» **Task brief**
Listed below are entries; give the number of lines among them that include "nothing", and only that number.
>> Start Provided data
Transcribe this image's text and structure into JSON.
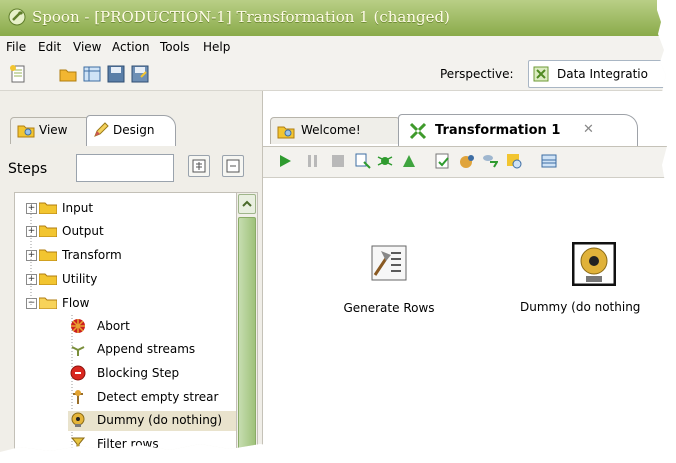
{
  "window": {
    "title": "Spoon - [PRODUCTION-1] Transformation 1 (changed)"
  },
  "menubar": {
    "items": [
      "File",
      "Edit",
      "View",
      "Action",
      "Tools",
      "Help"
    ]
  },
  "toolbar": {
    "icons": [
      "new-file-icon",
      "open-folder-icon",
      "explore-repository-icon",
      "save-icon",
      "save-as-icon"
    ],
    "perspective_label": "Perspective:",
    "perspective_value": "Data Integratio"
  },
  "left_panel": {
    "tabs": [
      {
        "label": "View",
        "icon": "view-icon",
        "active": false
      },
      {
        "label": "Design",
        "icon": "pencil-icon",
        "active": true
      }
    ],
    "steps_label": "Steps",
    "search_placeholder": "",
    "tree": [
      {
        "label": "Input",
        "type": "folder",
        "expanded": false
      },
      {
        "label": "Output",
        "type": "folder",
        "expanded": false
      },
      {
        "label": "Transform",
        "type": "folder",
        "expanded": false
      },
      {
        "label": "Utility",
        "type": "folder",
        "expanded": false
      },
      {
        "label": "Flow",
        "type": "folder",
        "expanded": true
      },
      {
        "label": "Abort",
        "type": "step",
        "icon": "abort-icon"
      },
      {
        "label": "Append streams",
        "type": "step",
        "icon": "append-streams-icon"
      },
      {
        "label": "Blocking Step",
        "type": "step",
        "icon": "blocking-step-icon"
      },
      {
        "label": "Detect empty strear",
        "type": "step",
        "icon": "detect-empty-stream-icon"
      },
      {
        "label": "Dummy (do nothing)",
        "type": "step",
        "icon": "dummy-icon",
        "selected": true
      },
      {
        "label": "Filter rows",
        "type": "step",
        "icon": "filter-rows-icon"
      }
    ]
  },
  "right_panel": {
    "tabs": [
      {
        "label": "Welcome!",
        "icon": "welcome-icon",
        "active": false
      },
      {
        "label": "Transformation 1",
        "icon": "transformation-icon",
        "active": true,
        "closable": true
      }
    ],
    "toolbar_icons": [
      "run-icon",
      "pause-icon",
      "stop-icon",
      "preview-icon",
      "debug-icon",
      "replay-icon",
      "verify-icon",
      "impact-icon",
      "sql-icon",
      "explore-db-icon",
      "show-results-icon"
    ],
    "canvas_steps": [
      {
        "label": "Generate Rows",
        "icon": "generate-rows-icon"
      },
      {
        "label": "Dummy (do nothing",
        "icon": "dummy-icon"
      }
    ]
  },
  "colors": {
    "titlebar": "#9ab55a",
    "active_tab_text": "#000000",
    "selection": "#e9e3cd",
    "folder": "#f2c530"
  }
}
>> End Provided data
» **Answer to this problem**
2